• _Written problem_
Every line with the string "MATO" should be gathered.

--- begin ---

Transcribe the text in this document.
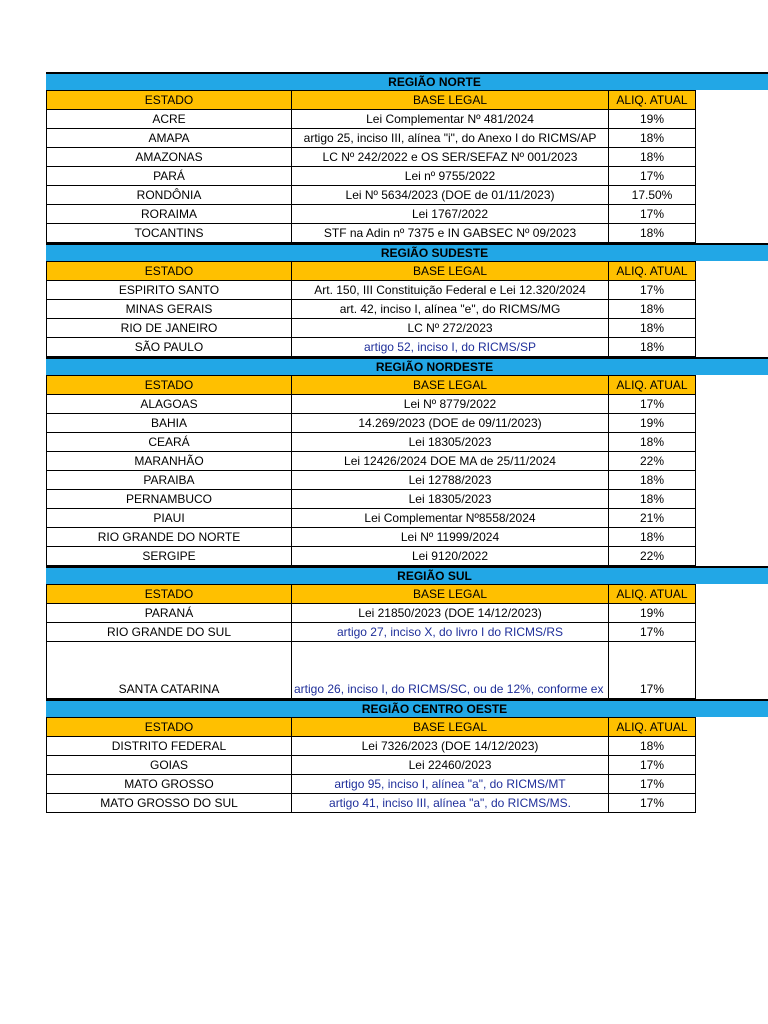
REGIÃO NORTE
ESTADO	BASE LEGAL	ALIQ. ATUAL
ACRE	Lei Complementar Nº 481/2024	19%
AMAPA	artigo 25, inciso III, alínea "i", do Anexo I do RICMS/AP	18%
AMAZONAS	LC Nº 242/2022 e OS SER/SEFAZ Nº 001/2023	18%
PARÁ	Lei nº 9755/2022	17%
RONDÔNIA	Lei Nº 5634/2023 (DOE de 01/11/2023)	17.50%
RORAIMA	Lei 1767/2022	17%
TOCANTINS	STF na Adin nº 7375 e IN GABSEC Nº 09/2023	18%
REGIÃO SUDESTE
ESTADO	BASE LEGAL	ALIQ. ATUAL
ESPIRITO SANTO	Art. 150, III Constituição Federal e Lei 12.320/2024	17%
MINAS GERAIS	art. 42, inciso I, alínea "e", do RICMS/MG	18%
RIO DE JANEIRO	LC Nº 272/2023	18%
SÃO PAULO	artigo 52, inciso I, do RICMS/SP	18%
REGIÃO NORDESTE
ESTADO	BASE LEGAL	ALIQ. ATUAL
ALAGOAS	Lei Nº 8779/2022	17%
BAHIA	14.269/2023 (DOE de 09/11/2023)	19%
CEARÁ	Lei 18305/2023	18%
MARANHÃO	Lei 12426/2024 DOE MA de 25/11/2024	22%
PARAIBA	Lei 12788/2023	18%
PERNAMBUCO	Lei 18305/2023	18%
PIAUI	Lei Complementar Nº8558/2024	21%
RIO GRANDE DO NORTE	Lei Nº 11999/2024	18%
SERGIPE	Lei 9120/2022	22%
REGIÃO SUL
ESTADO	BASE LEGAL	ALIQ. ATUAL
PARANÁ	Lei 21850/2023 (DOE 14/12/2023)	19%
RIO GRANDE DO SUL	artigo 27, inciso X, do livro I do RICMS/RS	17%
SANTA CATARINA	artigo 26, inciso I, do RICMS/SC, ou de 12%, conforme ex	17%
REGIÃO CENTRO OESTE
ESTADO	BASE LEGAL	ALIQ. ATUAL
DISTRITO FEDERAL	Lei 7326/2023 (DOE 14/12/2023)	18%
GOIAS	Lei 22460/2023	17%
MATO GROSSO	artigo 95, inciso I, alínea "a", do RICMS/MT	17%
MATO GROSSO DO SUL	artigo 41, inciso III, alínea "a", do RICMS/MS.	17%
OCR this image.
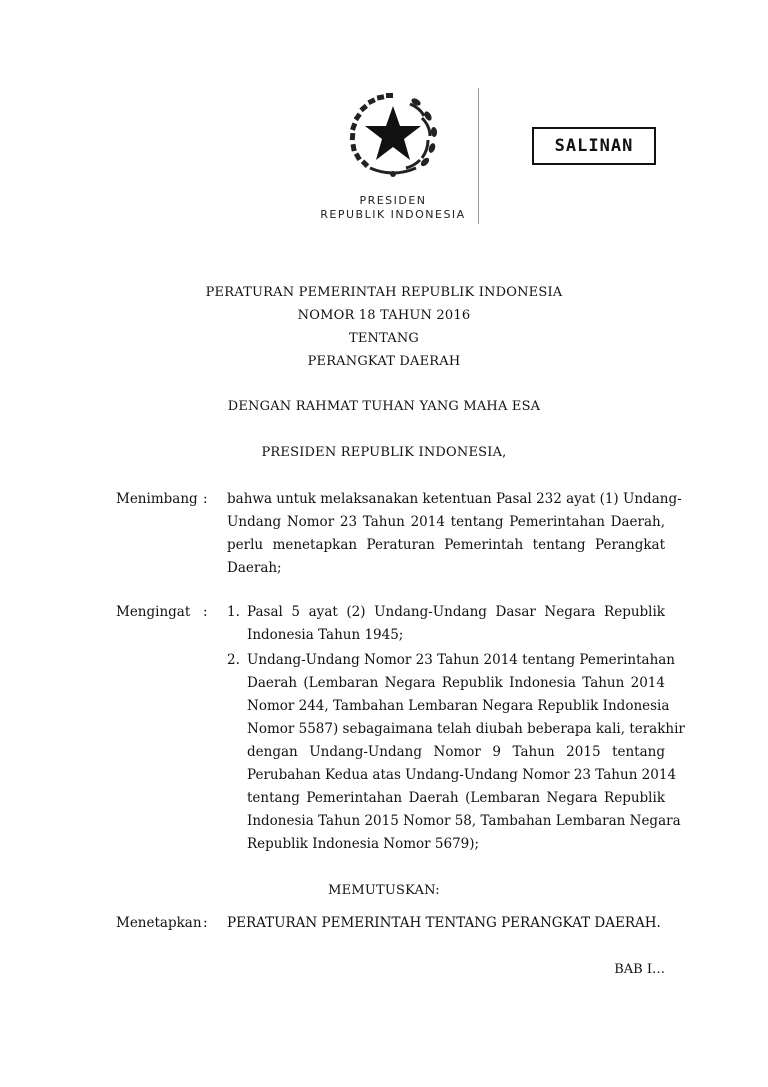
PRESIDEN
REPUBLIK INDONESIA
SALINAN
PERATURAN PEMERINTAH REPUBLIK INDONESIA
NOMOR 18 TAHUN 2016
TENTANG
PERANGKAT DAERAH
DENGAN RAHMAT TUHAN YANG MAHA ESA
PRESIDEN REPUBLIK INDONESIA,
Menimbang : bahwa untuk melaksanakan ketentuan Pasal 232 ayat (1) Undang-
Undang Nomor 23 Tahun 2014 tentang Pemerintahan Daerah,
perlu menetapkan Peraturan Pemerintah tentang Perangkat
Daerah;
Mengingat : 1. Pasal 5 ayat (2) Undang-Undang Dasar Negara Republik
Indonesia Tahun 1945;
2. Undang-Undang Nomor 23 Tahun 2014 tentang Pemerintahan
Daerah (Lembaran Negara Republik Indonesia Tahun 2014
Nomor 244, Tambahan Lembaran Negara Republik Indonesia
Nomor 5587) sebagaimana telah diubah beberapa kali, terakhir
dengan Undang-Undang Nomor 9 Tahun 2015 tentang
Perubahan Kedua atas Undang-Undang Nomor 23 Tahun 2014
tentang Pemerintahan Daerah (Lembaran Negara Republik
Indonesia Tahun 2015 Nomor 58, Tambahan Lembaran Negara
Republik Indonesia Nomor 5679);
MEMUTUSKAN:
Menetapkan : PERATURAN PEMERINTAH TENTANG PERANGKAT DAERAH.
BAB I…
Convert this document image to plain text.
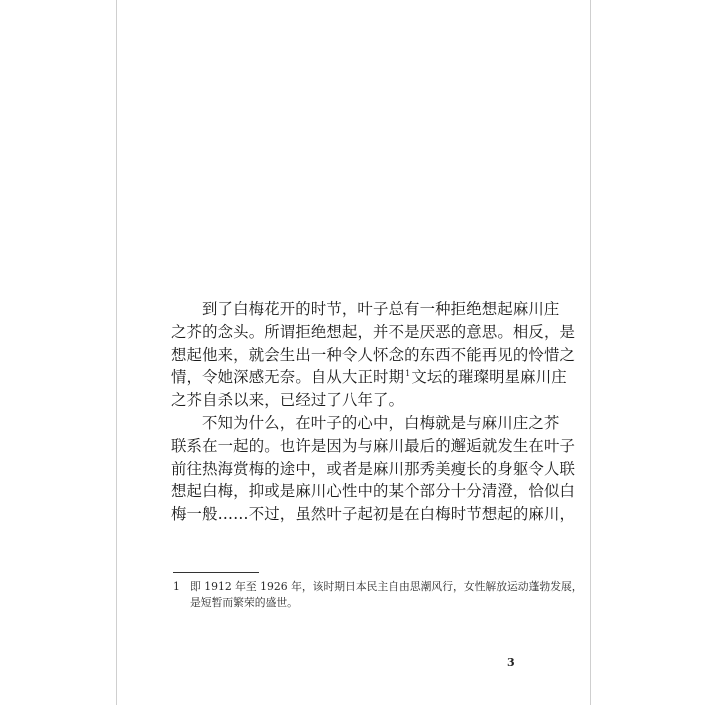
到了白梅花开的时节，叶子总有一种拒绝想起麻川庄
之芥的念头。所谓拒绝想起，并不是厌恶的意思。相反，是
想起他来，就会生出一种令人怀念的东西不能再见的怜惜之
情，令她深感无奈。自从大正时期$^1$文坛的璀璨明星麻川庄
之芥自杀以来，已经过了八年了。
不知为什么，在叶子的心中，白梅就是与麻川庄之芥
联系在一起的。也许是因为与麻川最后的邂逅就发生在叶子
前往热海赏梅的途中，或者是麻川那秀美瘦长的身躯令人联
想起白梅，抑或是麻川心性中的某个部分十分清澄，恰似白
梅一般……不过，虽然叶子起初是在白梅时节想起的麻川，
1 即 1912 年至 1926 年，该时期日本民主自由思潮风行，女性解放运动蓬勃发展，
是短暂而繁荣的盛世。
3
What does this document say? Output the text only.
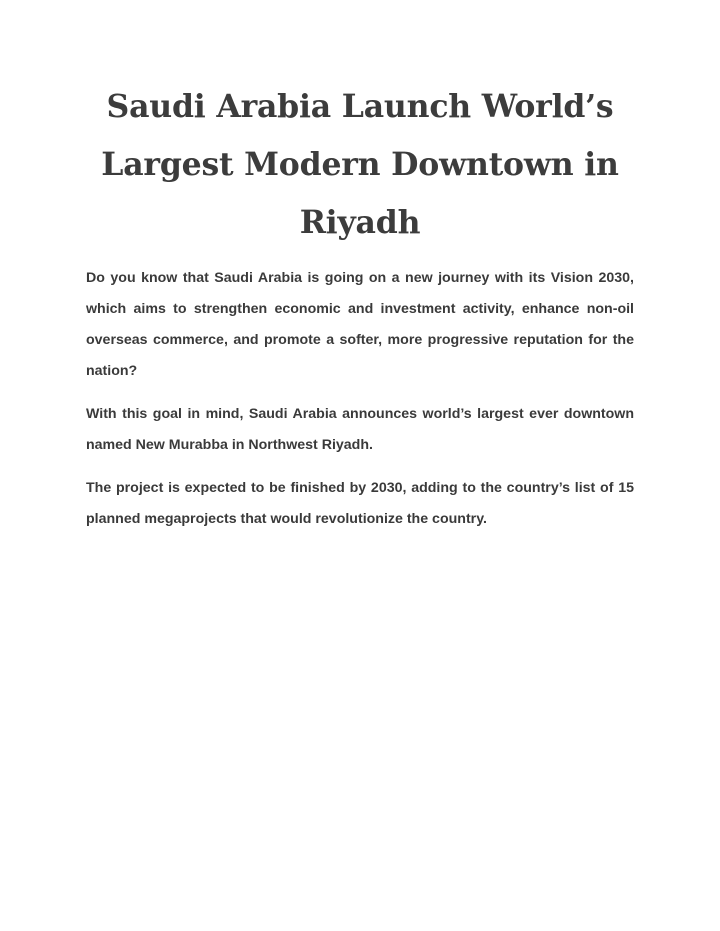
Saudi Arabia Launch World’s Largest Modern Downtown in Riyadh

Do you know that Saudi Arabia is going on a new journey with its Vision 2030, which aims to strengthen economic and investment activity, enhance non-oil overseas commerce, and promote a softer, more progressive reputation for the nation?

With this goal in mind, Saudi Arabia announces world’s largest ever downtown named New Murabba in Northwest Riyadh.

The project is expected to be finished by 2030, adding to the country’s list of 15 planned megaprojects that would revolutionize the country.
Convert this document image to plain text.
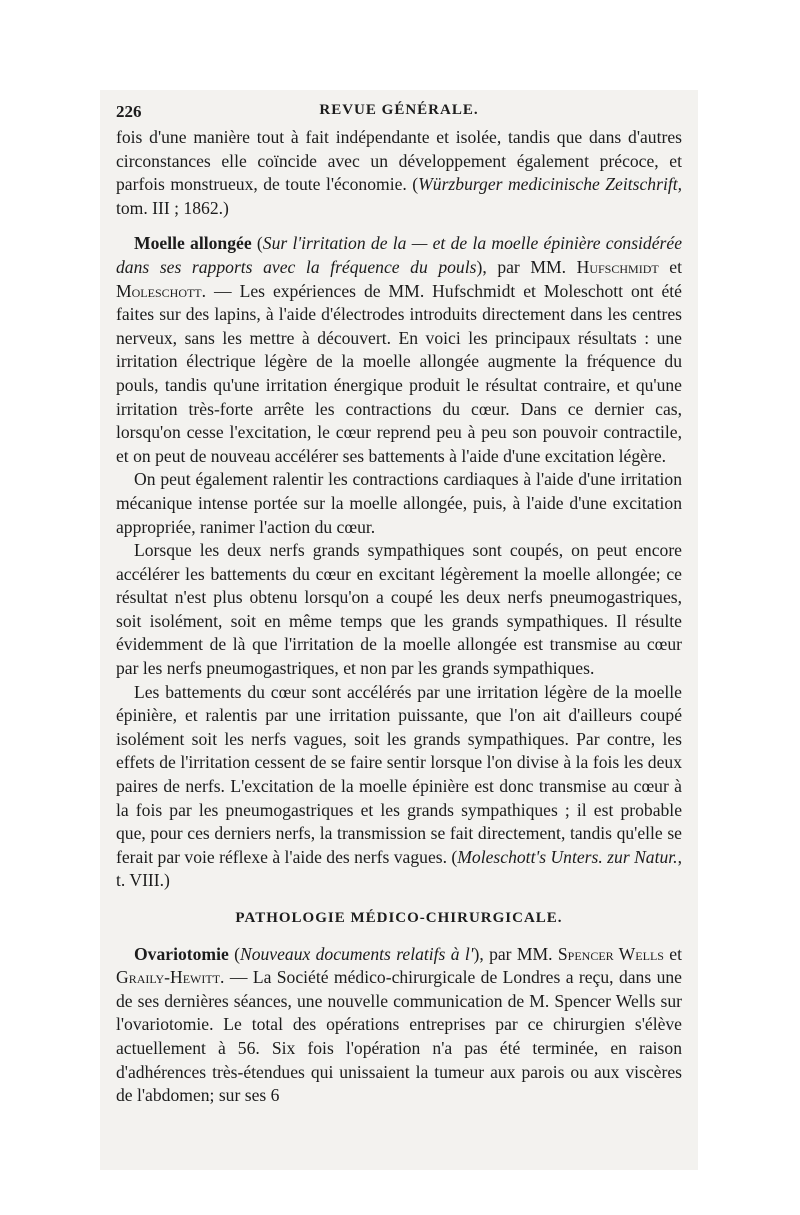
226	REVUE GÉNÉRALE.

fois d'une manière tout à fait indépendante et isolée, tandis que dans d'autres circonstances elle coïncide avec un développement également précoce, et parfois monstrueux, de toute l'économie. (Würzburger medicinische Zeitschrift, tom. III ; 1862.)

Moelle allongée (Sur l'irritation de la — et de la moelle épinière considérée dans ses rapports avec la fréquence du pouls), par MM. Hufschmidt et Moleschott. — Les expériences de MM. Hufschmidt et Moleschott ont été faites sur des lapins, à l'aide d'électrodes introduits directement dans les centres nerveux, sans les mettre à découvert. En voici les principaux résultats : une irritation électrique légère de la moelle allongée augmente la fréquence du pouls, tandis qu'une irritation énergique produit le résultat contraire, et qu'une irritation très-forte arrête les contractions du cœur. Dans ce dernier cas, lorsqu'on cesse l'excitation, le cœur reprend peu à peu son pouvoir contractile, et on peut de nouveau accélérer ses battements à l'aide d'une excitation légère.

On peut également ralentir les contractions cardiaques à l'aide d'une irritation mécanique intense portée sur la moelle allongée, puis, à l'aide d'une excitation appropriée, ranimer l'action du cœur.

Lorsque les deux nerfs grands sympathiques sont coupés, on peut encore accélérer les battements du cœur en excitant légèrement la moelle allongée; ce résultat n'est plus obtenu lorsqu'on a coupé les deux nerfs pneumogastriques, soit isolément, soit en même temps que les grands sympathiques. Il résulte évidemment de là que l'irritation de la moelle allongée est transmise au cœur par les nerfs pneumogastriques, et non par les grands sympathiques.

Les battements du cœur sont accélérés par une irritation légère de la moelle épinière, et ralentis par une irritation puissante, que l'on ait d'ailleurs coupé isolément soit les nerfs vagues, soit les grands sympathiques. Par contre, les effets de l'irritation cessent de se faire sentir lorsque l'on divise à la fois les deux paires de nerfs. L'excitation de la moelle épinière est donc transmise au cœur à la fois par les pneumogastriques et les grands sympathiques ; il est probable que, pour ces derniers nerfs, la transmission se fait directement, tandis qu'elle se ferait par voie réflexe à l'aide des nerfs vagues. (Moleschott's Unters. zur Natur., t. VIII.)

PATHOLOGIE MÉDICO-CHIRURGICALE.

Ovariotomie (Nouveaux documents relatifs à l'), par MM. Spencer Wells et Graily-Hewitt. — La Société médico-chirurgicale de Londres a reçu, dans une de ses dernières séances, une nouvelle communication de M. Spencer Wells sur l'ovariotomie. Le total des opérations entreprises par ce chirurgien s'élève actuellement à 56. Six fois l'opération n'a pas été terminée, en raison d'adhérences très-étendues qui unissaient la tumeur aux parois ou aux viscères de l'abdomen; sur ses 6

--- end ---

• _The output_
MATO GROSSO	artigo 95, inciso I, alínea "a", do RICMS/MT	17%
MATO GROSSO DO SUL	artigo 41, inciso III, alínea "a", do RICMS/MS.	17%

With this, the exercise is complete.